> **SET EXERCISE**: Transcribe the records that follow in their entirety, omitting any pictures.

# # # # # # #

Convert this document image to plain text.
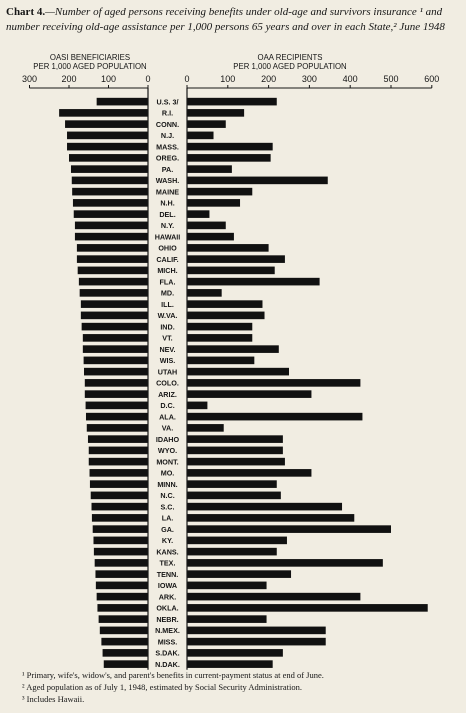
Chart 4.—Number of aged persons receiving benefits under old-age and survivors insurance ¹ and number receiving old-age assistance per 1,000 persons 65 years and over in each State,² June 1948

OASI BENEFICIARIES
PER 1,000 AGED POPULATION
OAA RECIPIENTS
PER 1,000 AGED POPULATION
300	200	100	0	0	100	200	300	400	500	600
U.S. 3/
R.I.
CONN.
N.J.
MASS.
OREG.
PA.
WASH.
MAINE
N.H.
DEL.
N.Y.
HAWAII
OHIO
CALIF.
MICH.
FLA.
MD.
ILL.
W.VA.
IND.
VT.
NEV.
WIS.
UTAH
COLO.
ARIZ.
D.C.
ALA.
VA.
IDAHO
WYO.
MONT.
MO.
MINN.
N.C.
S.C.
LA.
GA.
KY.
KANS.
TEX.
TENN.
IOWA
ARK.
OKLA.
NEBR.
N.MEX.
MISS.
S.DAK.
N.DAK.
¹ Primary, wife's, widow's, and parent's benefits in current-payment status at end of June.
² Aged population as of July 1, 1948, estimated by Social Security Administration.
³ Includes Hawaii.
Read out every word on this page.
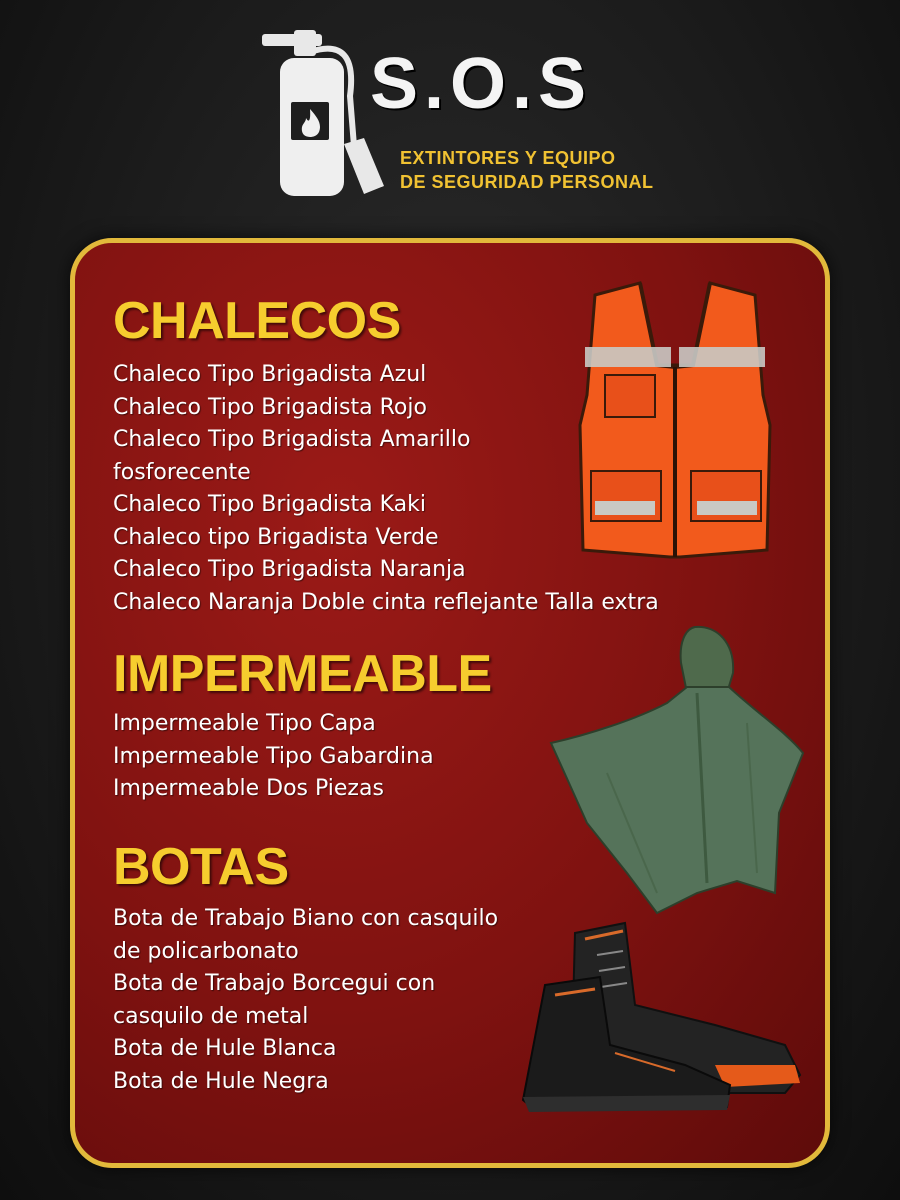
S.O.S
EXTINTORES Y EQUIPO
DE SEGURIDAD PERSONAL
CHALECOS
Chaleco Tipo Brigadista Azul
Chaleco Tipo Brigadista Rojo
Chaleco Tipo Brigadista Amarillo
fosforecente
Chaleco Tipo Brigadista Kaki
Chaleco tipo Brigadista Verde
Chaleco Tipo Brigadista Naranja
Chaleco Naranja Doble cinta reflejante Talla extra
IMPERMEABLE
Impermeable Tipo Capa
Impermeable Tipo Gabardina
Impermeable Dos Piezas
BOTAS
Bota de Trabajo Biano con casquilo
de policarbonato
Bota de Trabajo Borcegui con
casquilo de metal
Bota de Hule Blanca
Bota de Hule Negra
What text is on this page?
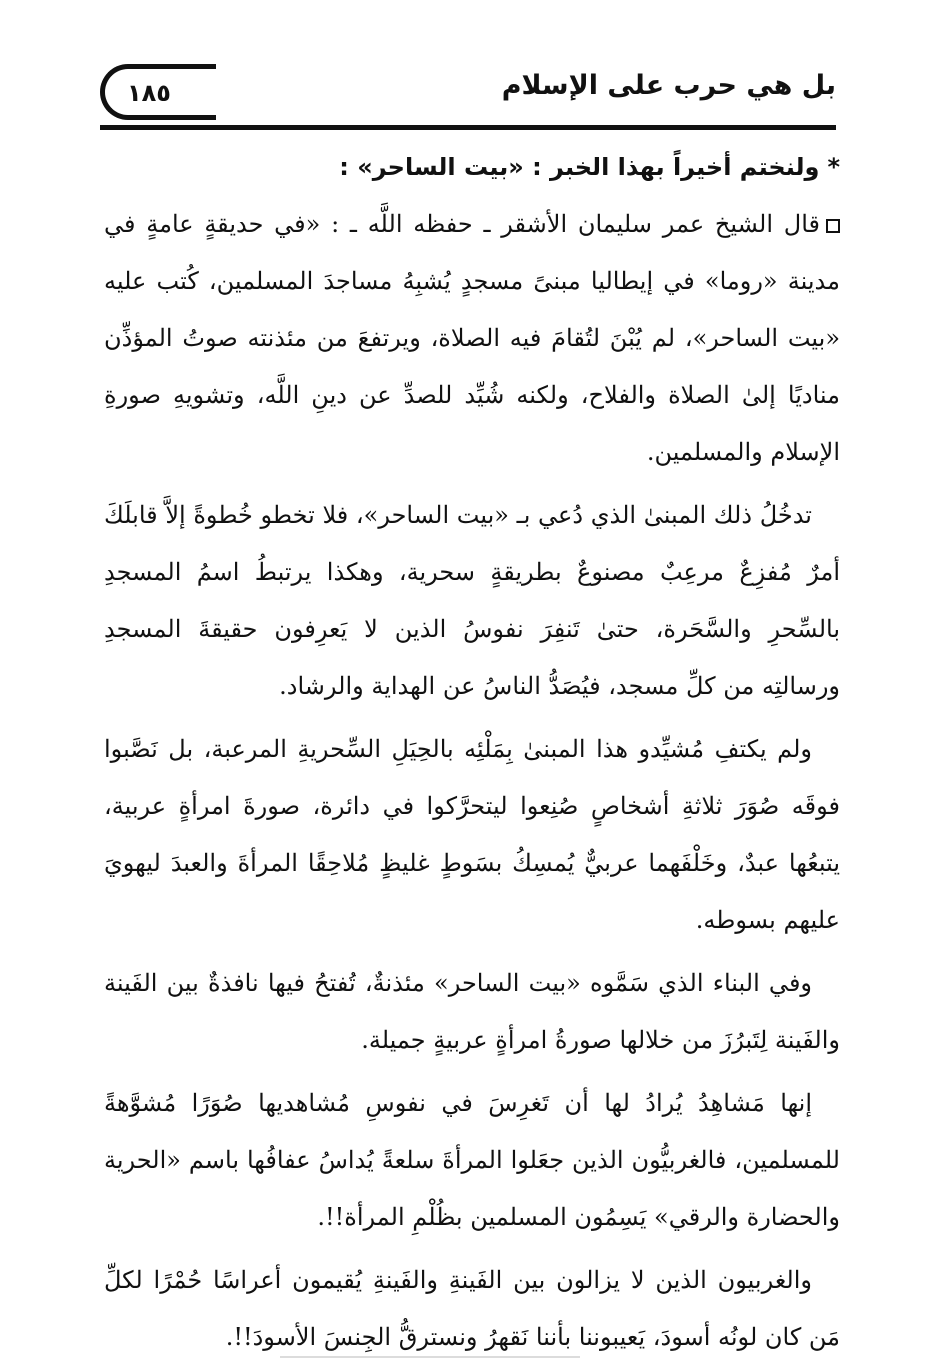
بل هي حرب على الإسلام
١٨٥
*ولنختم أخيراً بهذا الخبر : «بيت الساحر» :

قال الشيخ عمر سليمان الأشقر ـ حفظه اللَّه ـ : «في حديقةٍ عامةٍ في مدينة «روما» في إيطاليا مبنىً مسجدٍ يُشبِهُ مساجدَ المسلمين، كُتب عليه «بيت الساحر»، لم يُبْنَ لتُقامَ فيه الصلاة، ويرتفعَ من مئذنته صوتُ المؤذِّن مناديًا إلىٰ الصلاة والفلاح، ولكنه شُيِّد للصدِّ عن دينِ اللَّه، وتشويهِ صورةِ الإسلام والمسلمين.

تدخُلُ ذلك المبنىٰ الذي دُعي بـ «بيت الساحر»، فلا تخطو خُطوةً إلاَّ قابلَكَ أمرٌ مُفزِعٌ مرعِبٌ مصنوعٌ بطريقةٍ سحرية، وهكذا يرتبطُ اسمُ المسجدِ بالسِّحرِ والسَّحَرة، حتىٰ تَنفِرَ نفوسُ الذين لا يَعرِفون حقيقةَ المسجدِ ورسالتِه من كلِّ مسجد، فيُصَدُّ الناسُ عن الهداية والرشاد.

ولم يكتفِ مُشيِّدو هذا المبنىٰ بِمَلْئِه بالحِيَلِ السِّحريةِ المرعبة، بل نَصَّبوا فوقَه صُوَرَ ثلاثةِ أشخاصٍ صُنِعوا ليتحرَّكوا في دائرة، صورةَ امرأةٍ عربية، يتبعُها عبدٌ، وخَلْفَهما عربيٌّ يُمسِكُ بسَوطٍ غليظٍ مُلاحِقًا المرأةَ والعبدَ ليهويَ عليهم بسوطه.

وفي البناء الذي سَمَّوه «بيت الساحر» مئذنةٌ، تُفتحُ فيها نافذةٌ بين الفَينة والفَينة لِتَبرُزَ من خلالها صورةُ امرأةٍ عربيةٍ جميلة.

إنها مَشاهِدُ يُرادُ لها أن تَغرِسَ في نفوسِ مُشاهديها صُوَرًا مُشوَّهةً للمسلمين، فالغربيُّون الذين جعَلوا المرأةَ سلعةً يُداسُ عفافُها باسم «الحرية والحضارة والرقي» يَسِمُون المسلمين بظُلْمِ المرأة!!.

والغربيون الذين لا يزالون بين الفَينةِ والفَينةِ يُقيمون أعراسًا حُمْرًا لكلِّ مَن كان لونُه أسودَ، يَعيبوننا بأننا نَقهرُ ونسترقُّ الجِنسَ الأسودَ!!.
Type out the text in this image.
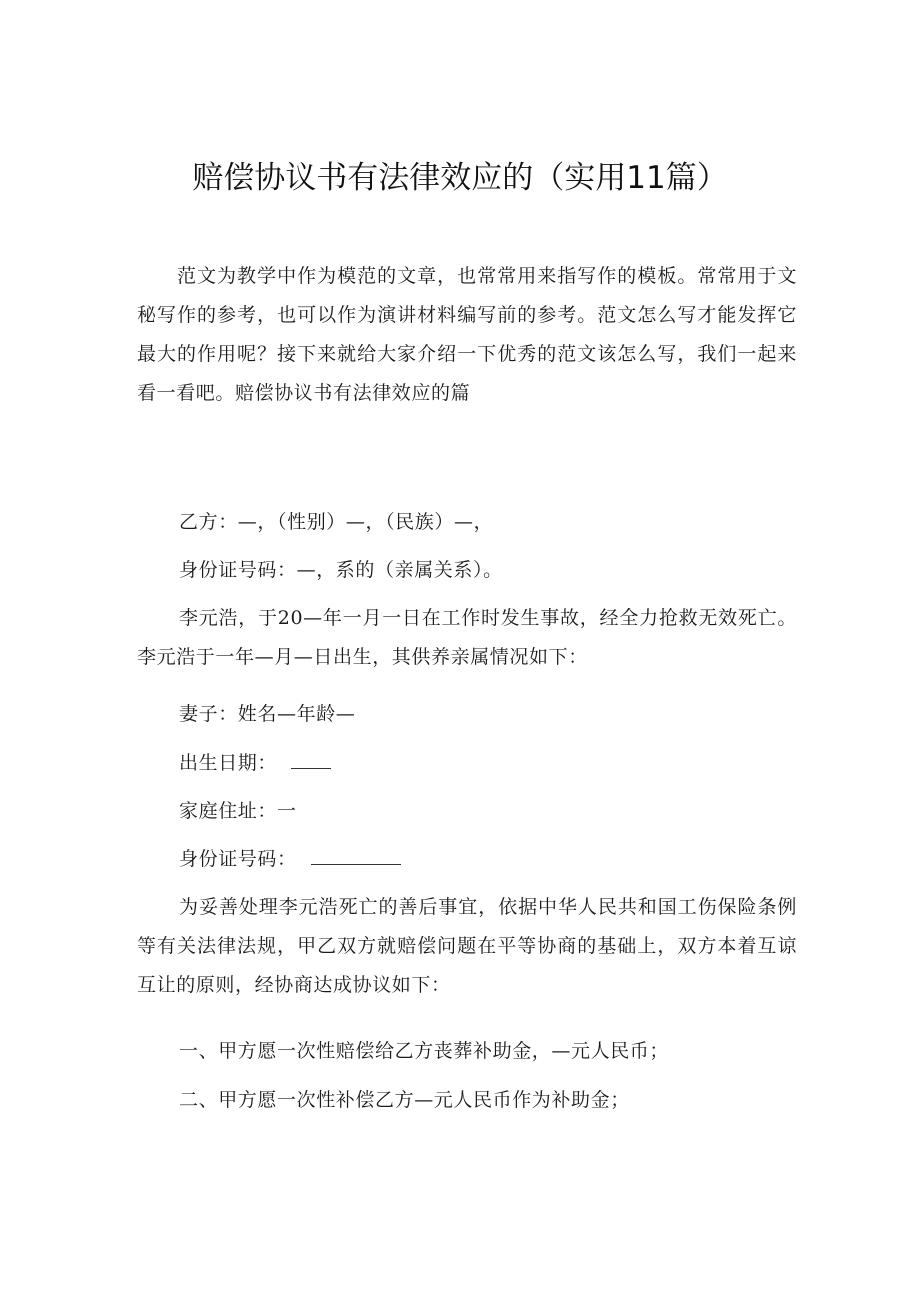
赔偿协议书有法律效应的（实用11篇）

范文为教学中作为模范的文章，也常常用来指写作的模板。常常用于文秘写作的参考，也可以作为演讲材料编写前的参考。范文怎么写才能发挥它最大的作用呢？接下来就给大家介绍一下优秀的范文该怎么写，我们一起来看一看吧。赔偿协议书有法律效应的篇

乙方：—，（性别）—，（民族）—，

身份证号码：—，系的（亲属关系）。

李元浩，于20—年一月一日在工作时发生事故，经全力抢救无效死亡。李元浩于一年—月—日出生，其供养亲属情况如下：

妻子：姓名—年龄—

出生日期：

家庭住址：一

身份证号码：

为妥善处理李元浩死亡的善后事宜，依据中华人民共和国工伤保险条例等有关法律法规，甲乙双方就赔偿问题在平等协商的基础上，双方本着互谅互让的原则，经协商达成协议如下：

一、甲方愿一次性赔偿给乙方丧葬补助金，—元人民币；

二、甲方愿一次性补偿乙方—元人民币作为补助金；
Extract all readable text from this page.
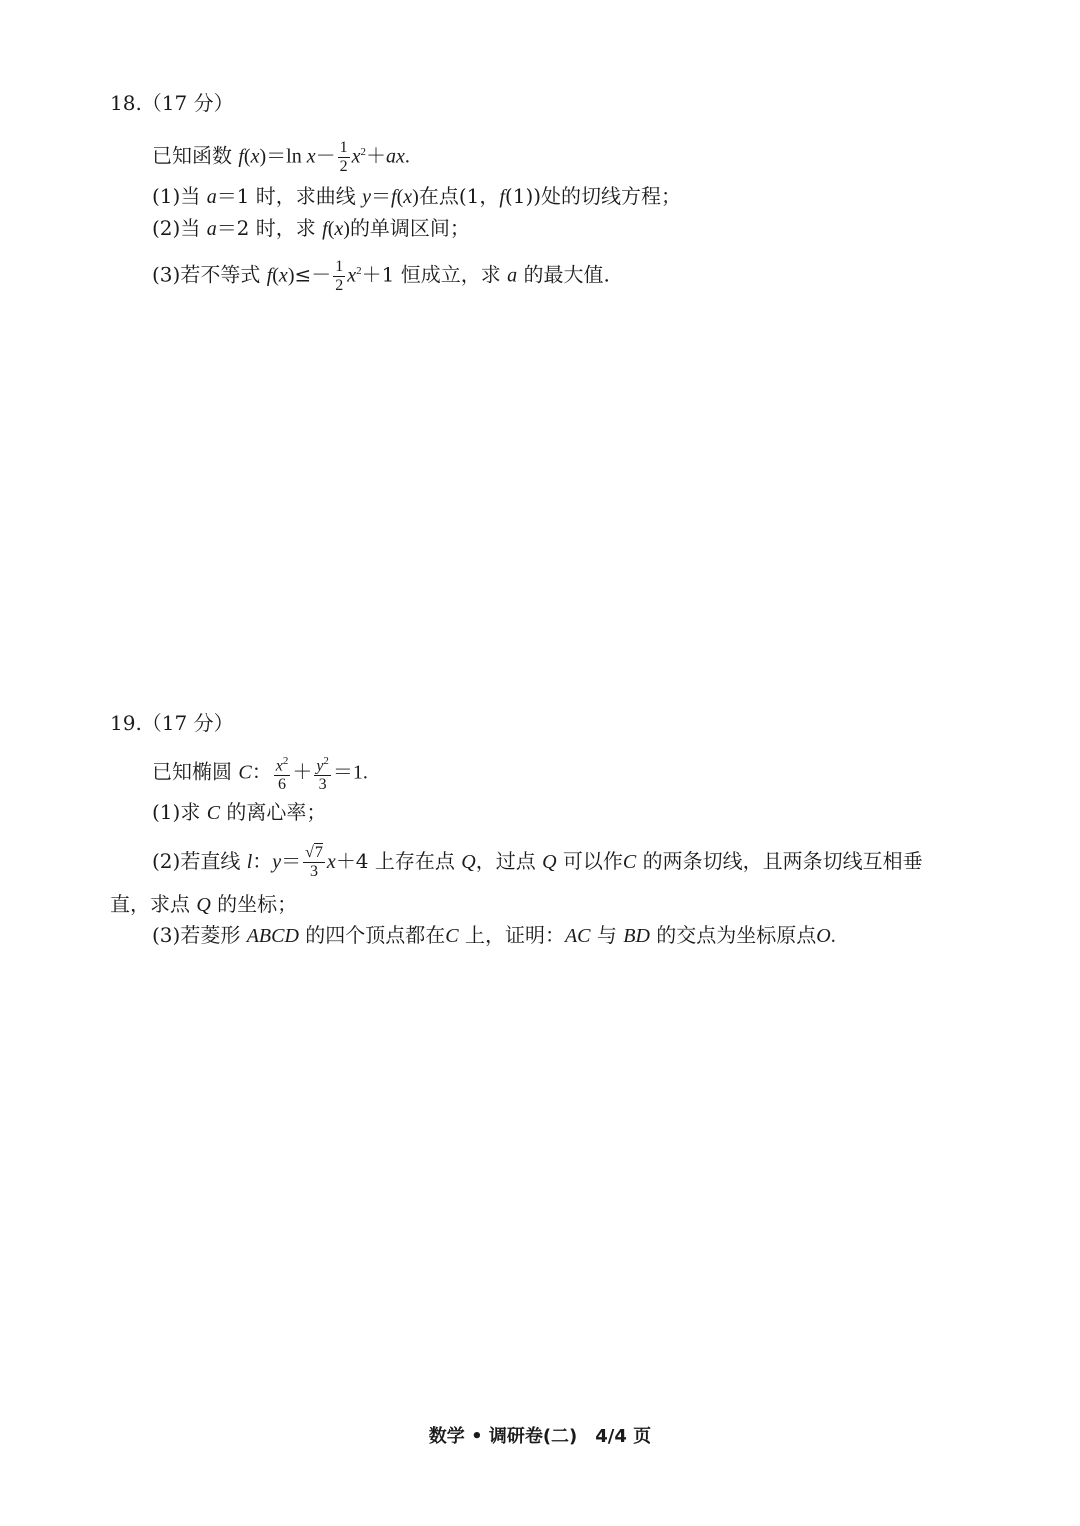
18.（17 分）
已知函数 f(x)＝ln $x- \frac{1}{2} x^2+ax$.
(1)当 a＝1 时，求曲线 y＝f(x)在点(1，f(1))处的切线方程；
(2)当 a＝2 时，求 f(x)的单调区间；
(3)若不等式 $f(x)\le- \frac{1}{2} x^2+1$ 恒成立，求 a 的最大值.
19.（17 分）
已知椭圆 C： $\frac{x^2}{6} + \frac{y^2}{3} =1$.
(1)求 C 的离心率；
(2)若直线 l：$y= \frac{√7}{3} x+4$ 上存在点 Q，过点 Q 可以作C 的两条切线，且两条切线互相垂
直，求点 Q 的坐标；
(3)若菱形 ABCD 的四个顶点都在C 上，证明：AC 与 BD 的交点为坐标原点O.
数学 • 调研卷(二)　4/4 页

# # # # # # #

> **FINAL RESULT**:
Convert this document image to plain text.
Chart 4.—Number of aged persons receiving benefits under old-age and survivors insurance ¹ and number receiving old-age assistance per 1,000 persons 65 years and over in each State,² June 1948

OASI BENEFICIARIES
PER 1,000 AGED POPULATION
OAA RECIPIENTS
PER 1,000 AGED POPULATION
300	200	100	0	0	100	200	300	400	500	600
U.S. 3/
R.I.
CONN.
N.J.
MASS.
OREG.
PA.
WASH.
MAINE
N.H.
DEL.
N.Y.
HAWAII
OHIO
CALIF.
MICH.
FLA.
MD.
ILL.
W.VA.
IND.
VT.
NEV.
WIS.
UTAH
COLO.
ARIZ.
D.C.
ALA.
VA.
IDAHO
WYO.
MONT.
MO.
MINN.
N.C.
S.C.
LA.
GA.
KY.
KANS.
TEX.
TENN.
IOWA
ARK.
OKLA.
NEBR.
N.MEX.
MISS.
S.DAK.
N.DAK.
¹ Primary, wife's, widow's, and parent's benefits in current-payment status at end of June.
² Aged population as of July 1, 1948, estimated by Social Security Administration.
³ Includes Hawaii.
Read out every word on this page.
S.O.S
EXTINTORES Y EQUIPO
DE SEGURIDAD PERSONAL
CHALECOS
Chaleco Tipo Brigadista Azul
Chaleco Tipo Brigadista Rojo
Chaleco Tipo Brigadista Amarillo
fosforecente
Chaleco Tipo Brigadista Kaki
Chaleco tipo Brigadista Verde
Chaleco Tipo Brigadista Naranja
Chaleco Naranja Doble cinta reflejante Talla extra
IMPERMEABLE
Impermeable Tipo Capa
Impermeable Tipo Gabardina
Impermeable Dos Piezas
BOTAS
Bota de Trabajo Biano con casquilo
de policarbonato
Bota de Trabajo Borcegui con
casquilo de metal
Bota de Hule Blanca
Bota de Hule Negra
What text is on this page?
بل هي حرب على الإسلام
١٨٥
*ولنختم أخيراً بهذا الخبر : «بيت الساحر» :

قال الشيخ عمر سليمان الأشقر ـ حفظه اللَّه ـ : «في حديقةٍ عامةٍ في مدينة «روما» في إيطاليا مبنىً مسجدٍ يُشبِهُ مساجدَ المسلمين، كُتب عليه «بيت الساحر»، لم يُبْنَ لتُقامَ فيه الصلاة، ويرتفعَ من مئذنته صوتُ المؤذِّن مناديًا إلىٰ الصلاة والفلاح، ولكنه شُيِّد للصدِّ عن دينِ اللَّه، وتشويهِ صورةِ الإسلام والمسلمين.

تدخُلُ ذلك المبنىٰ الذي دُعي بـ «بيت الساحر»، فلا تخطو خُطوةً إلاَّ قابلَكَ أمرٌ مُفزِعٌ مرعِبٌ مصنوعٌ بطريقةٍ سحرية، وهكذا يرتبطُ اسمُ المسجدِ بالسِّحرِ والسَّحَرة، حتىٰ تَنفِرَ نفوسُ الذين لا يَعرِفون حقيقةَ المسجدِ ورسالتِه من كلِّ مسجد، فيُصَدُّ الناسُ عن الهداية والرشاد.

ولم يكتفِ مُشيِّدو هذا المبنىٰ بِمَلْئِه بالحِيَلِ السِّحريةِ المرعبة، بل نَصَّبوا فوقَه صُوَرَ ثلاثةِ أشخاصٍ صُنِعوا ليتحرَّكوا في دائرة، صورةَ امرأةٍ عربية، يتبعُها عبدٌ، وخَلْفَهما عربيٌّ يُمسِكُ بسَوطٍ غليظٍ مُلاحِقًا المرأةَ والعبدَ ليهويَ عليهم بسوطه.

وفي البناء الذي سَمَّوه «بيت الساحر» مئذنةٌ، تُفتحُ فيها نافذةٌ بين الفَينة والفَينة لِتَبرُزَ من خلالها صورةُ امرأةٍ عربيةٍ جميلة.

إنها مَشاهِدُ يُرادُ لها أن تَغرِسَ في نفوسِ مُشاهديها صُوَرًا مُشوَّهةً للمسلمين، فالغربيُّون الذين جعَلوا المرأةَ سلعةً يُداسُ عفافُها باسم «الحرية والحضارة والرقي» يَسِمُون المسلمين بظُلْمِ المرأة!!.

والغربيون الذين لا يزالون بين الفَينةِ والفَينةِ يُقيمون أعراسًا حُمْرًا لكلِّ مَن كان لونُه أسودَ، يَعيبوننا بأننا نَقهرُ ونسترقُّ الجِنسَ الأسودَ!!.
Type out the text in this image.
赔偿协议书有法律效应的（实用11篇）

范文为教学中作为模范的文章，也常常用来指写作的模板。常常用于文秘写作的参考，也可以作为演讲材料编写前的参考。范文怎么写才能发挥它最大的作用呢？接下来就给大家介绍一下优秀的范文该怎么写，我们一起来看一看吧。赔偿协议书有法律效应的篇

乙方：—，（性别）—，（民族）—，

身份证号码：—，系的（亲属关系）。

李元浩，于20—年一月一日在工作时发生事故，经全力抢救无效死亡。李元浩于一年—月—日出生，其供养亲属情况如下：

妻子：姓名—年龄—

出生日期：

家庭住址：一

身份证号码：

为妥善处理李元浩死亡的善后事宜，依据中华人民共和国工伤保险条例等有关法律法规，甲乙双方就赔偿问题在平等协商的基础上，双方本着互谅互让的原则，经协商达成协议如下：

一、甲方愿一次性赔偿给乙方丧葬补助金，—元人民币；

二、甲方愿一次性补偿乙方—元人民币作为补助金；
Extract all readable text from this page.
18.（17 分）
已知函数 f(x)＝ln $x- \frac{1}{2} x^2+ax$.
(1)当 a＝1 时，求曲线 y＝f(x)在点(1，f(1))处的切线方程；
(2)当 a＝2 时，求 f(x)的单调区间；
(3)若不等式 $f(x)\le- \frac{1}{2} x^2+1$ 恒成立，求 a 的最大值.
19.（17 分）
已知椭圆 C： $\frac{x^2}{6} + \frac{y^2}{3} =1$.
(1)求 C 的离心率；
(2)若直线 l：$y= \frac{√7}{3} x+4$ 上存在点 Q，过点 Q 可以作C 的两条切线，且两条切线互相垂
直，求点 Q 的坐标；
(3)若菱形 ABCD 的四个顶点都在C 上，证明：AC 与 BD 的交点为坐标原点O.
数学 • 调研卷(二)　4/4 页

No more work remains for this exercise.